▶ **Do this**:
From the entries below, please gather each line containing the string "입력해주세요".

▶ **Supplied information**:

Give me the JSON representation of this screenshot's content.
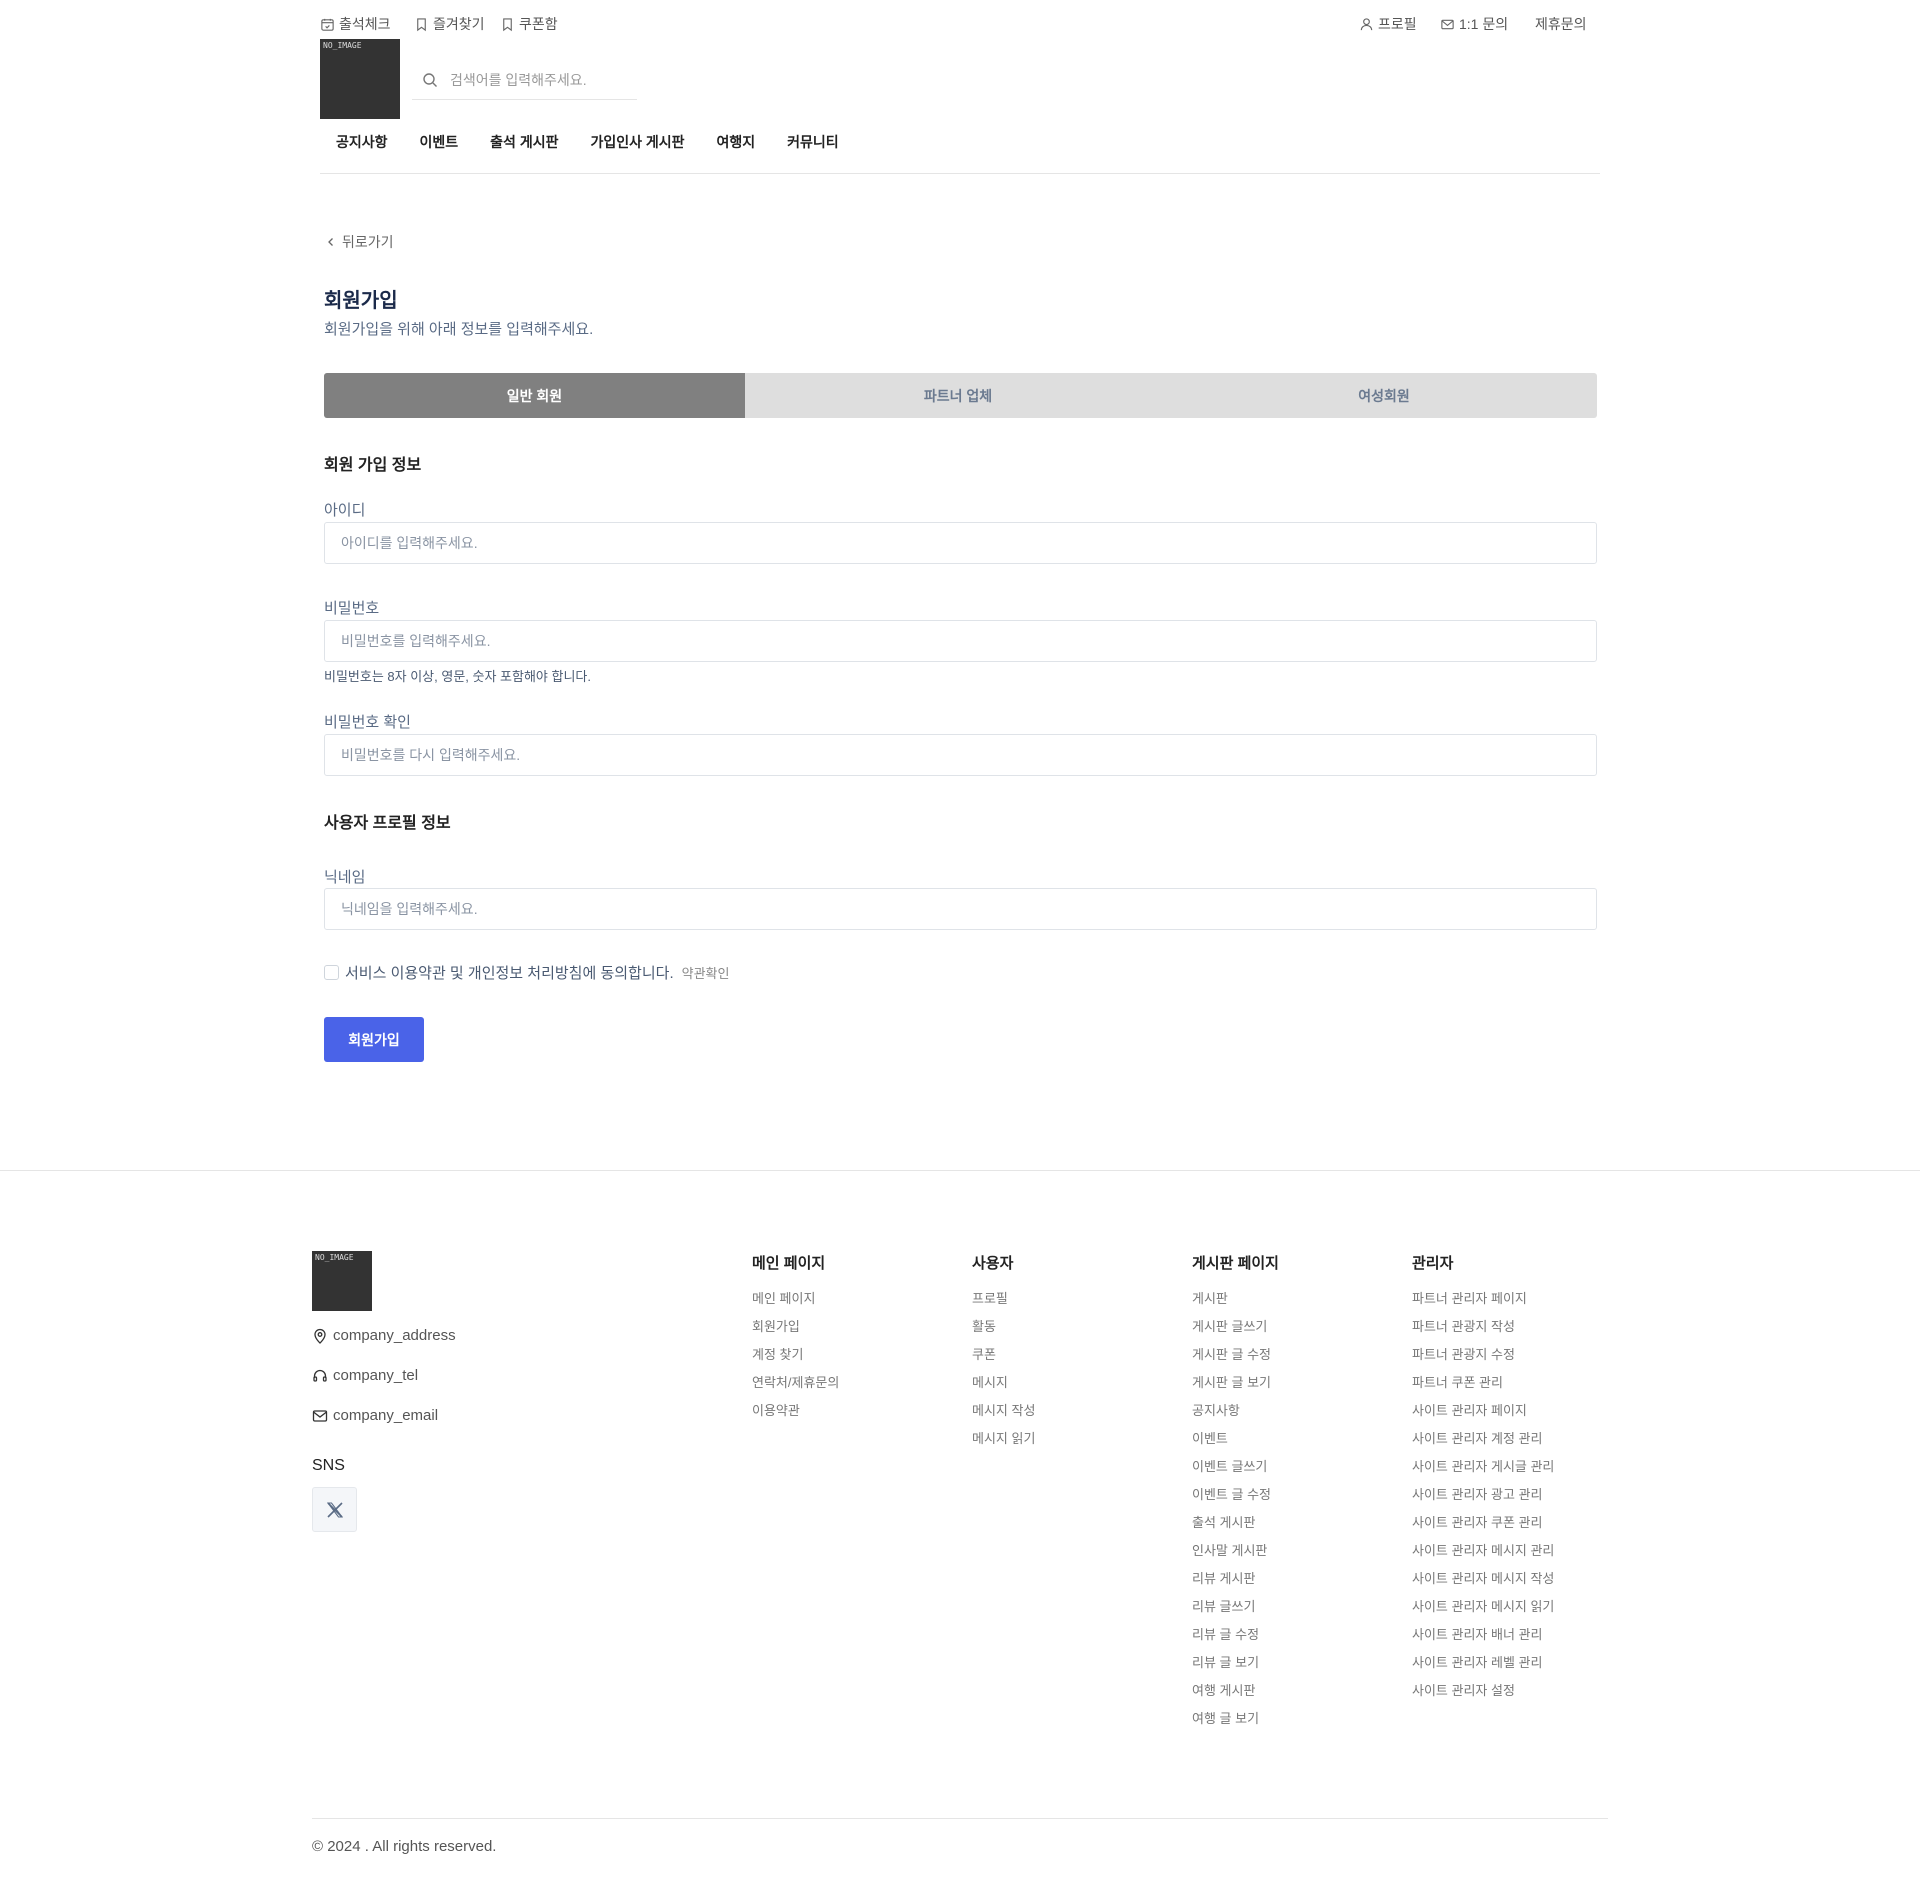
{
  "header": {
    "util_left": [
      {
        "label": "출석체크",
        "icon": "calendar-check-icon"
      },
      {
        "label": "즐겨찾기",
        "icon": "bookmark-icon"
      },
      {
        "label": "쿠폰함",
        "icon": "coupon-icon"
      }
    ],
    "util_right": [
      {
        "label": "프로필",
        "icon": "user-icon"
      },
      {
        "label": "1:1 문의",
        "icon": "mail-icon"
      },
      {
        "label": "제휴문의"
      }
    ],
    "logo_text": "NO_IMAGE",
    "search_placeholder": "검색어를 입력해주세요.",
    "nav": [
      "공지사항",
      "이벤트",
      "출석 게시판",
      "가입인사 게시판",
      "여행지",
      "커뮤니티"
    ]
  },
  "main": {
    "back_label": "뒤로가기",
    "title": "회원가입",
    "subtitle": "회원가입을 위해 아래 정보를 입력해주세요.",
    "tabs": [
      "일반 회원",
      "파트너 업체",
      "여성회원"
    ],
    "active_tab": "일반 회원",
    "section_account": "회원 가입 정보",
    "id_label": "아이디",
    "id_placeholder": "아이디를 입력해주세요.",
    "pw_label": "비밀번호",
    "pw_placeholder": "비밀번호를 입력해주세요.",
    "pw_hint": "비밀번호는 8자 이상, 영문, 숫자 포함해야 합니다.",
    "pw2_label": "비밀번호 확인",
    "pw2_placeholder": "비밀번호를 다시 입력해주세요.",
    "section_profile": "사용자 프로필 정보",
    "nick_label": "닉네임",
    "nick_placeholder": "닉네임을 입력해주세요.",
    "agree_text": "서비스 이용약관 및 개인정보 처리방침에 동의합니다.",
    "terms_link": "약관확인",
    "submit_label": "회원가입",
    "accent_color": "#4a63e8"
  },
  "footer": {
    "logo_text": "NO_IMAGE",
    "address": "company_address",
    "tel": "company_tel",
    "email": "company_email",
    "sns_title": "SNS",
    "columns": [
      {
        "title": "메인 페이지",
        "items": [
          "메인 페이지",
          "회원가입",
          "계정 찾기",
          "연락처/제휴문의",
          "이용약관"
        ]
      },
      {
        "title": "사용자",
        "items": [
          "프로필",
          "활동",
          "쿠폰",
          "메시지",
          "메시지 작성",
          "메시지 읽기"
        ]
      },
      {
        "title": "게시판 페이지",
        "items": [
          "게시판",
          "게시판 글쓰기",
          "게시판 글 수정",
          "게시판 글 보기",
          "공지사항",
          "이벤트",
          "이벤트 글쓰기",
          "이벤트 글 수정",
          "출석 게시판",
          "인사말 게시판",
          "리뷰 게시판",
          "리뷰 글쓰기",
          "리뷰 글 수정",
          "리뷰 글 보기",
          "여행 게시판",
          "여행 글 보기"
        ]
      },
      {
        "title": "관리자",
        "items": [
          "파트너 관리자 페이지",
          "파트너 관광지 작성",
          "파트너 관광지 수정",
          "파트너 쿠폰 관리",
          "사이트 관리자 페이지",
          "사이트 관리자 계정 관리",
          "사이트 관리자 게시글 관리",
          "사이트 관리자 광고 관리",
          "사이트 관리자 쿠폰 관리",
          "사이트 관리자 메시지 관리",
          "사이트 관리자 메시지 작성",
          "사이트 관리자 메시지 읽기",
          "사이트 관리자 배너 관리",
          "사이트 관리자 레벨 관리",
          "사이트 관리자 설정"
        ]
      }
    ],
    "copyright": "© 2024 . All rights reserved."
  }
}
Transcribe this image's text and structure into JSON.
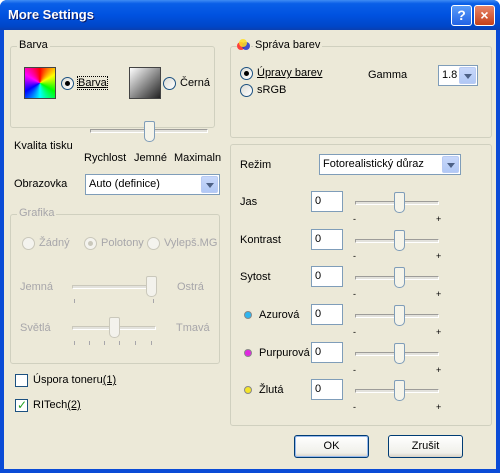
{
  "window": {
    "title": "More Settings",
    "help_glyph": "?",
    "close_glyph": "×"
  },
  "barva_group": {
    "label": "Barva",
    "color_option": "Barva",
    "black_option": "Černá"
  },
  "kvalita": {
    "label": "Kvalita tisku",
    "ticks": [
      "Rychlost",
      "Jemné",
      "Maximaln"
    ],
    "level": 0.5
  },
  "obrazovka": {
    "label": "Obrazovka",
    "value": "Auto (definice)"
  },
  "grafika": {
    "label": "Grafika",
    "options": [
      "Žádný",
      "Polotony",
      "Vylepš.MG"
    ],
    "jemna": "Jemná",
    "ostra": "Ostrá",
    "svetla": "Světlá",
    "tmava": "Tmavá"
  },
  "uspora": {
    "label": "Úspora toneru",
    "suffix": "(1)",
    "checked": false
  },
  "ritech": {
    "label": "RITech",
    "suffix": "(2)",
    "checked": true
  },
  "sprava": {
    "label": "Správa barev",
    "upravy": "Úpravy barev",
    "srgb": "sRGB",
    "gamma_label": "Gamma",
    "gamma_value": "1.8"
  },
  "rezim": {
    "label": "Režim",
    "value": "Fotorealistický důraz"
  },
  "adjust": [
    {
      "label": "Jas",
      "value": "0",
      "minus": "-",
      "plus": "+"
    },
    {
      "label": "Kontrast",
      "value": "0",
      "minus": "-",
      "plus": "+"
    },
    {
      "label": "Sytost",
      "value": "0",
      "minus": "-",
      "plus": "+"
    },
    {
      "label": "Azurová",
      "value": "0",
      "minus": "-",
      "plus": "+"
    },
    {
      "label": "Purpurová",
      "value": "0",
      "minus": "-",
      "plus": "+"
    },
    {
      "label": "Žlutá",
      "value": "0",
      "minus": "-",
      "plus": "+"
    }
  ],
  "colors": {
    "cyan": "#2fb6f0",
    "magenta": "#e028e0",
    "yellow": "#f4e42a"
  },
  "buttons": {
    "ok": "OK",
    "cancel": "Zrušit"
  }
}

▶ **Output**:
    "search_placeholder": "검색어를 입력해주세요.",
    "subtitle": "회원가입을 위해 아래 정보를 입력해주세요.",
    "id_placeholder": "아이디를 입력해주세요.",
    "pw_placeholder": "비밀번호를 입력해주세요.",
    "pw2_placeholder": "비밀번호를 다시 입력해주세요.",
    "nick_placeholder": "닉네임을 입력해주세요.",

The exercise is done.